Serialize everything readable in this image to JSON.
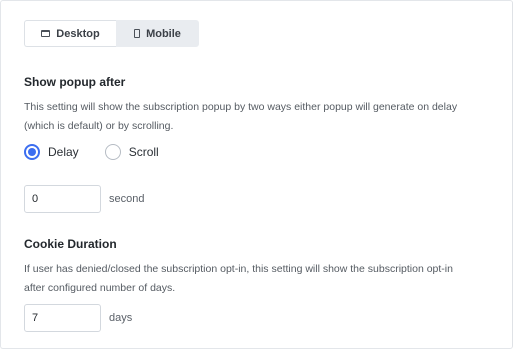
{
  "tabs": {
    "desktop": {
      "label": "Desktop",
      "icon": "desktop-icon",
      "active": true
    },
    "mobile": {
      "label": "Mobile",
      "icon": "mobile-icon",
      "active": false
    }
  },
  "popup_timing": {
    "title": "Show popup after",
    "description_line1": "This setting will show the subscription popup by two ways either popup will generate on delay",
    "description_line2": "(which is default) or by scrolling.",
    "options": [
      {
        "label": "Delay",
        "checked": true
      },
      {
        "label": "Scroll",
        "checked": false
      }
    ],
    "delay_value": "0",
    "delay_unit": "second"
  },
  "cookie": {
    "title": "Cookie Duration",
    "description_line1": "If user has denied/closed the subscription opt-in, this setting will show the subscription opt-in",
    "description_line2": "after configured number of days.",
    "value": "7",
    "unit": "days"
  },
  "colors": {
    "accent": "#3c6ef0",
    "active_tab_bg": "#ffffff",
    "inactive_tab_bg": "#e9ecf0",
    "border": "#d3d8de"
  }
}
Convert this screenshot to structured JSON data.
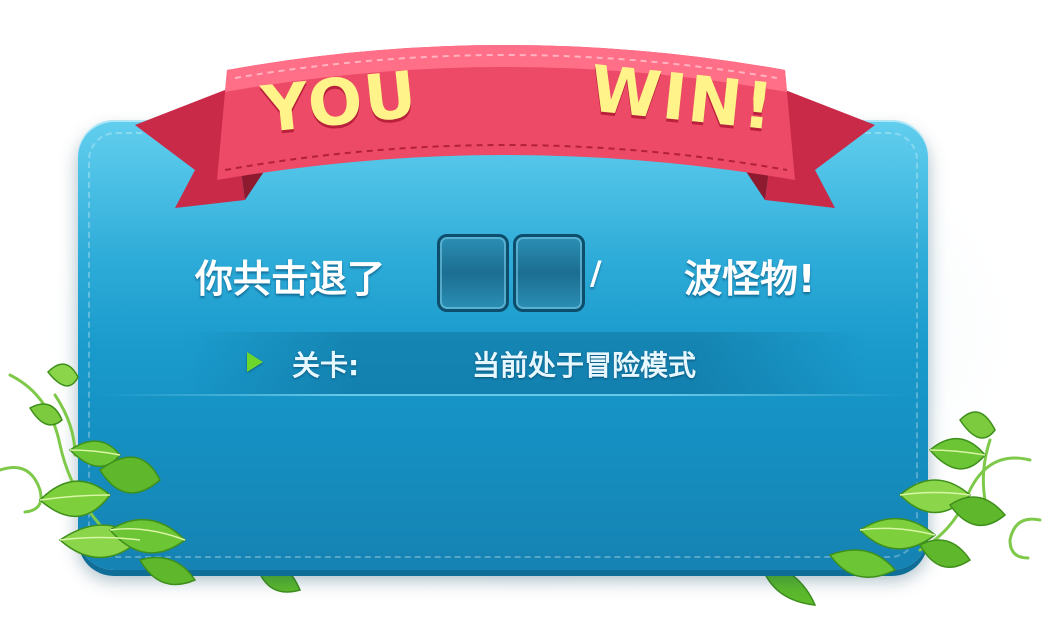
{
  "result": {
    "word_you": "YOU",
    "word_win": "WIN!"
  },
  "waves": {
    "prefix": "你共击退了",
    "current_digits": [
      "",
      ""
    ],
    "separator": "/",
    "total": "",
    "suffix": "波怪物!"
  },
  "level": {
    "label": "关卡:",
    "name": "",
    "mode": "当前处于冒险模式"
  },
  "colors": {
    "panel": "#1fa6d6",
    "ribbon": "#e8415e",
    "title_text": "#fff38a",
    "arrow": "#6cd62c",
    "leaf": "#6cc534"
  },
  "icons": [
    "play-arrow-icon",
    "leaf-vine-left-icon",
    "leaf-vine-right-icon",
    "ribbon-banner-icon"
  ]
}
::::
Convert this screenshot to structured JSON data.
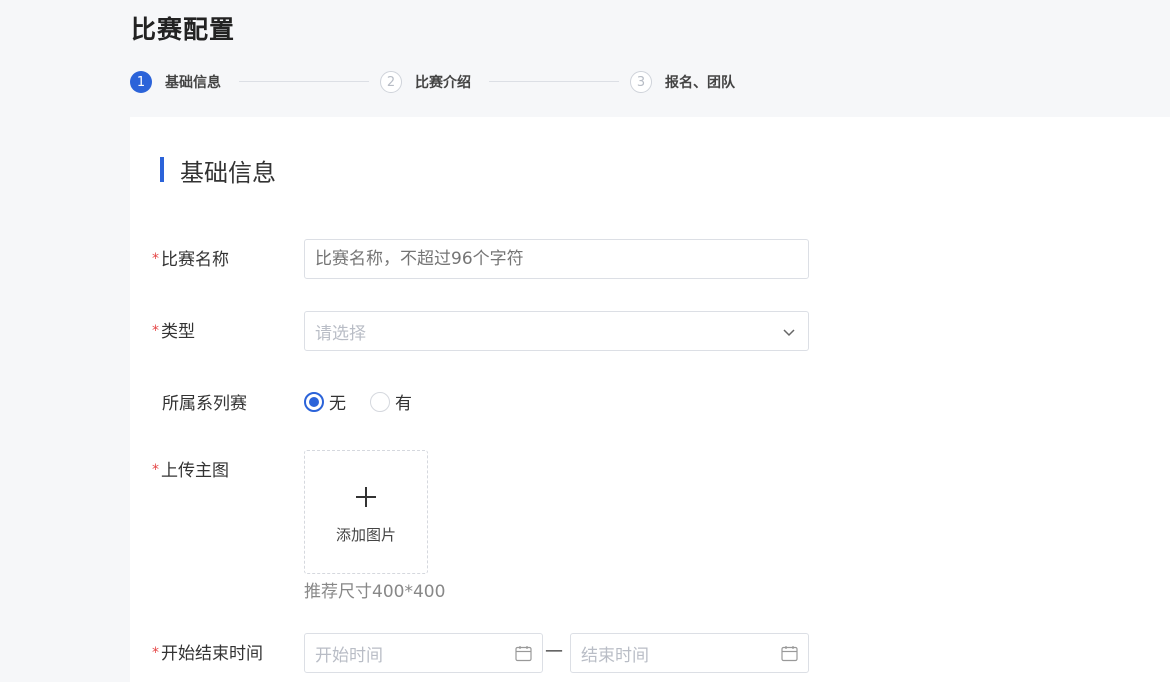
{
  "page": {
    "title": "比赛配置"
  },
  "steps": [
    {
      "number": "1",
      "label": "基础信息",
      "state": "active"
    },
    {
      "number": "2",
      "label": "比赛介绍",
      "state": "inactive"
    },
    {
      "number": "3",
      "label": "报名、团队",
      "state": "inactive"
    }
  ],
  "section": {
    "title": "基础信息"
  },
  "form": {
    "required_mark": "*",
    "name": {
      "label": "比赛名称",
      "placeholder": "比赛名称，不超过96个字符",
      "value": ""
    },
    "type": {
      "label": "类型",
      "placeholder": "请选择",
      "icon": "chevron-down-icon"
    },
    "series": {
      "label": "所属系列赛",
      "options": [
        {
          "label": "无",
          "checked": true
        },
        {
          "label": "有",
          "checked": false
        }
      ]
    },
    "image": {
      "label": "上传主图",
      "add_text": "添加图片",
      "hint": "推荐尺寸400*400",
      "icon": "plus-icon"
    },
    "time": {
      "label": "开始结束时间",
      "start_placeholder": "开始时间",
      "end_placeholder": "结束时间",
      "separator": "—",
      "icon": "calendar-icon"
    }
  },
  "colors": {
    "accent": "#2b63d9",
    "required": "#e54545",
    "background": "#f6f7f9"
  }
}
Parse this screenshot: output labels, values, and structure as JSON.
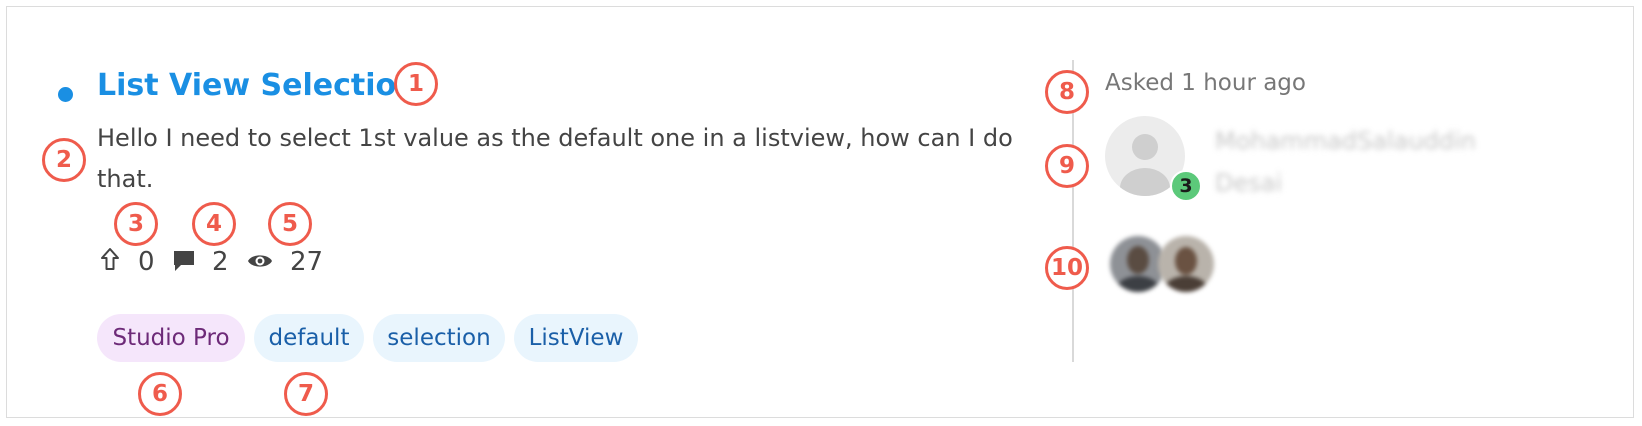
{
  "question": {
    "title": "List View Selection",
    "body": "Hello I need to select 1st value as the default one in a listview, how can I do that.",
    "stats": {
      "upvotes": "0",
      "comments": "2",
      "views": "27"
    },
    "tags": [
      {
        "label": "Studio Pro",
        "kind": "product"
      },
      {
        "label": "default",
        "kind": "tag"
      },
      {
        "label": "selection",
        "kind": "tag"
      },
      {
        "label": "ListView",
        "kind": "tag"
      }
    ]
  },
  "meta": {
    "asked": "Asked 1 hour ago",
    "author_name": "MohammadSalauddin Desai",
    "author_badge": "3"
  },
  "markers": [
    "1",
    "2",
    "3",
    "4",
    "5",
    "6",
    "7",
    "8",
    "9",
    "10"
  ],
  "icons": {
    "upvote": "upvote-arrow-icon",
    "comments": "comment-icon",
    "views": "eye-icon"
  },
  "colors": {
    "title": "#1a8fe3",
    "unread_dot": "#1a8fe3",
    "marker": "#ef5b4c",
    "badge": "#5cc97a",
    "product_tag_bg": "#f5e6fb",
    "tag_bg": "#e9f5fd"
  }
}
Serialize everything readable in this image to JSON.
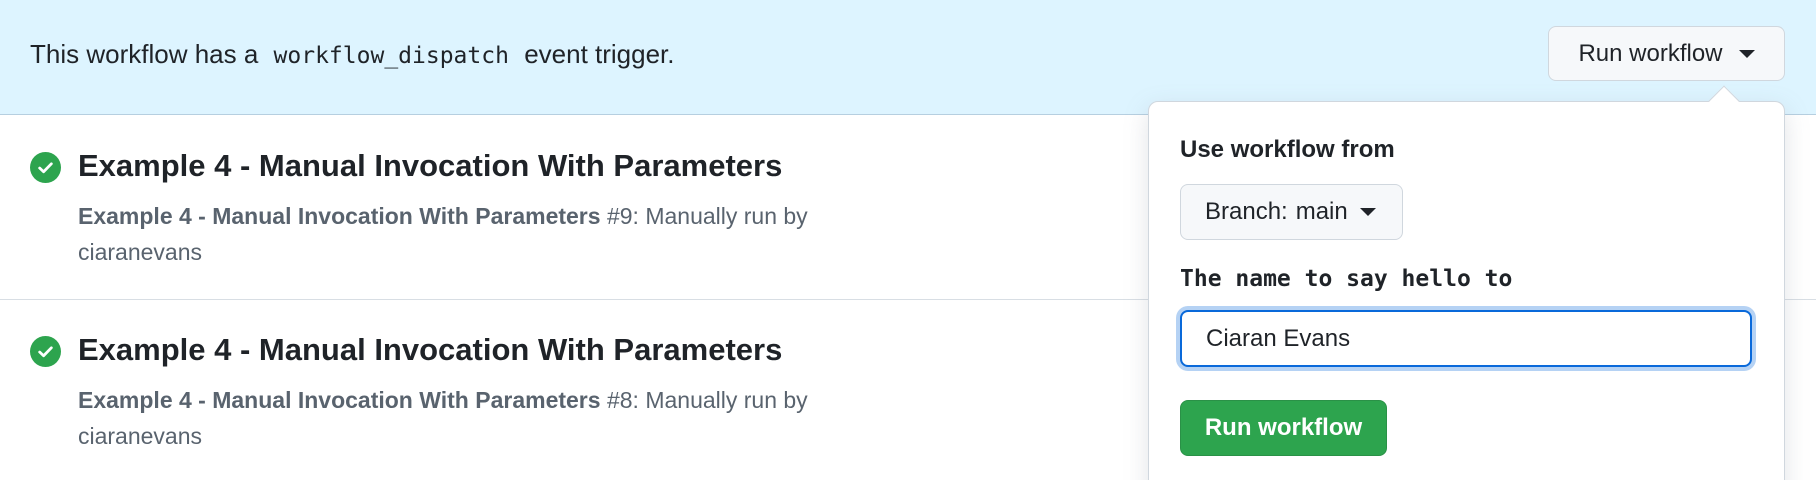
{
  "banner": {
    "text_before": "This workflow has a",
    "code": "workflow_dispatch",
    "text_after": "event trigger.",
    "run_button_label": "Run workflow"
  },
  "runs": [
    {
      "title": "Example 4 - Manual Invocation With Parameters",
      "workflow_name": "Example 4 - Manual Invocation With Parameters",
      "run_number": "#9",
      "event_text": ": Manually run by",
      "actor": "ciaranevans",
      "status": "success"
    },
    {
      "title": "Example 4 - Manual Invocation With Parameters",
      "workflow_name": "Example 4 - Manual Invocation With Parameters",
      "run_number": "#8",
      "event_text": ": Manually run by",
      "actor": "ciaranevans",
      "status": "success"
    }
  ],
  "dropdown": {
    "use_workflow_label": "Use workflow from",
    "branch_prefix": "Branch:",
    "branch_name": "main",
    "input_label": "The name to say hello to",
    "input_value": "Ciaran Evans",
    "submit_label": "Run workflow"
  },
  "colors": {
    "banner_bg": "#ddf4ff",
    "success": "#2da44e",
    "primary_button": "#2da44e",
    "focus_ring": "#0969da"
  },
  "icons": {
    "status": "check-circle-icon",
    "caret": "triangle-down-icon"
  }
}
::::
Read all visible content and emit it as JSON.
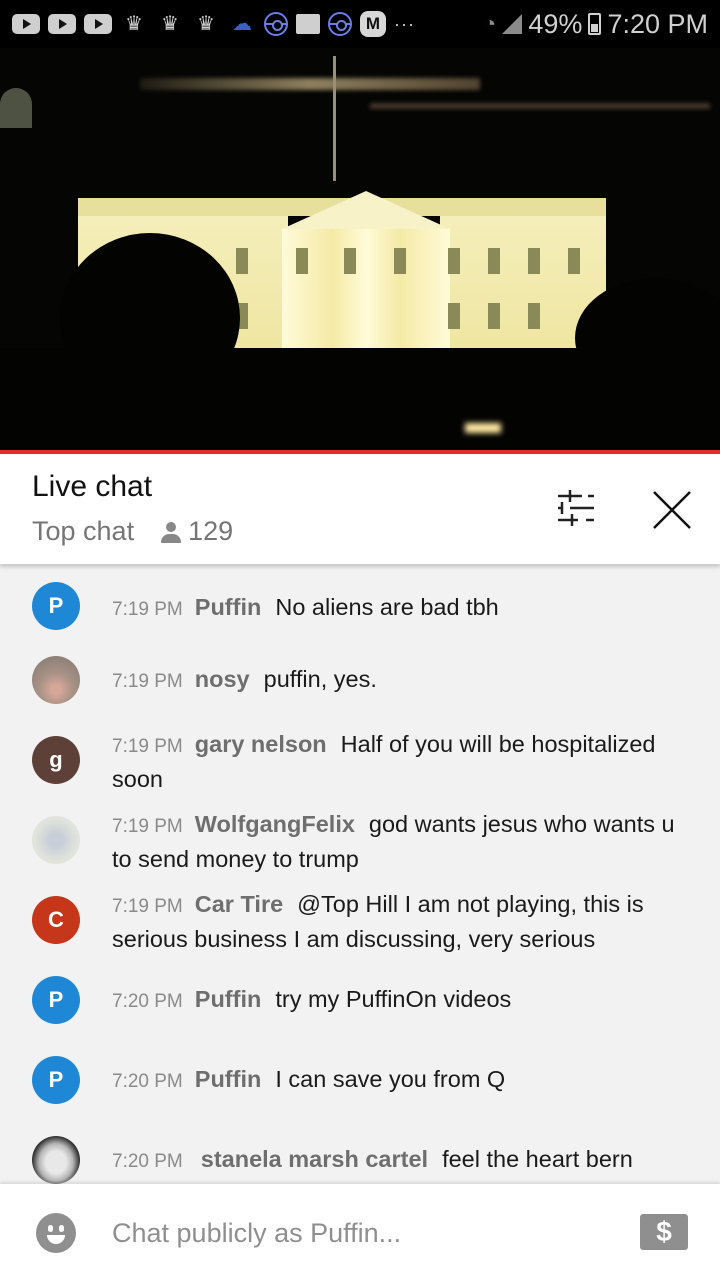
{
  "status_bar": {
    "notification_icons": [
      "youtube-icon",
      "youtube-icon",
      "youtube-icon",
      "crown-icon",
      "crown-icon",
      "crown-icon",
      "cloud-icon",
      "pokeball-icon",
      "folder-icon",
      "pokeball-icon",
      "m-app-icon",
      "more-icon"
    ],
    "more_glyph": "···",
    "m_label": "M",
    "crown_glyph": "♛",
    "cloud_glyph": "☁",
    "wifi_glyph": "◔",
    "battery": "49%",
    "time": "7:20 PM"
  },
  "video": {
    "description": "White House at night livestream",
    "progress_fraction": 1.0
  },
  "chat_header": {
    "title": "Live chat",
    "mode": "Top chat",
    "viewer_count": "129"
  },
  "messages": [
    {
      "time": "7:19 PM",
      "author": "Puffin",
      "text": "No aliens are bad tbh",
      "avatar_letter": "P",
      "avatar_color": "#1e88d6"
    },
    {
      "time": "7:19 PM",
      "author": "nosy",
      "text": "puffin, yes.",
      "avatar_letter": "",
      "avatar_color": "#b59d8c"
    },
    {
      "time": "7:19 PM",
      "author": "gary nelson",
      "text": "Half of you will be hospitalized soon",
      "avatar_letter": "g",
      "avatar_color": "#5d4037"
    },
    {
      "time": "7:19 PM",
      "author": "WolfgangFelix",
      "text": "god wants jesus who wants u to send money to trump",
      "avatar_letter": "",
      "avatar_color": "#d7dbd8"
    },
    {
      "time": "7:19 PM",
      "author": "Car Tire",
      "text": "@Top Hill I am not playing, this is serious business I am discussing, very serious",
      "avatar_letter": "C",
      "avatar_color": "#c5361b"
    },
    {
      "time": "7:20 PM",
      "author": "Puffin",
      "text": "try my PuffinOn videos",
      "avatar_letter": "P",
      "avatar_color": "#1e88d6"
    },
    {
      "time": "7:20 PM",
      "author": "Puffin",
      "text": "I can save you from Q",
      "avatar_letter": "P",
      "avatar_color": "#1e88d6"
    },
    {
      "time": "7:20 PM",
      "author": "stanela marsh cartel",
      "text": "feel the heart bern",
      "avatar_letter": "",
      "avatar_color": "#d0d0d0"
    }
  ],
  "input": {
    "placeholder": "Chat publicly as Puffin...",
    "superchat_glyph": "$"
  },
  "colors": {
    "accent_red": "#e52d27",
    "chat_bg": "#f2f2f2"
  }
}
::::
→ PROBLEM DESCRIPTION: Copy each line of the listing in which the word "subscription" can be found.

→ EXPECTED ANSWER:
    "description_line1": "This setting will show the subscription popup by two ways either popup will generate on delay",
    "description_line1": "If user has denied/closed the subscription opt-in, this setting will show the subscription opt-in",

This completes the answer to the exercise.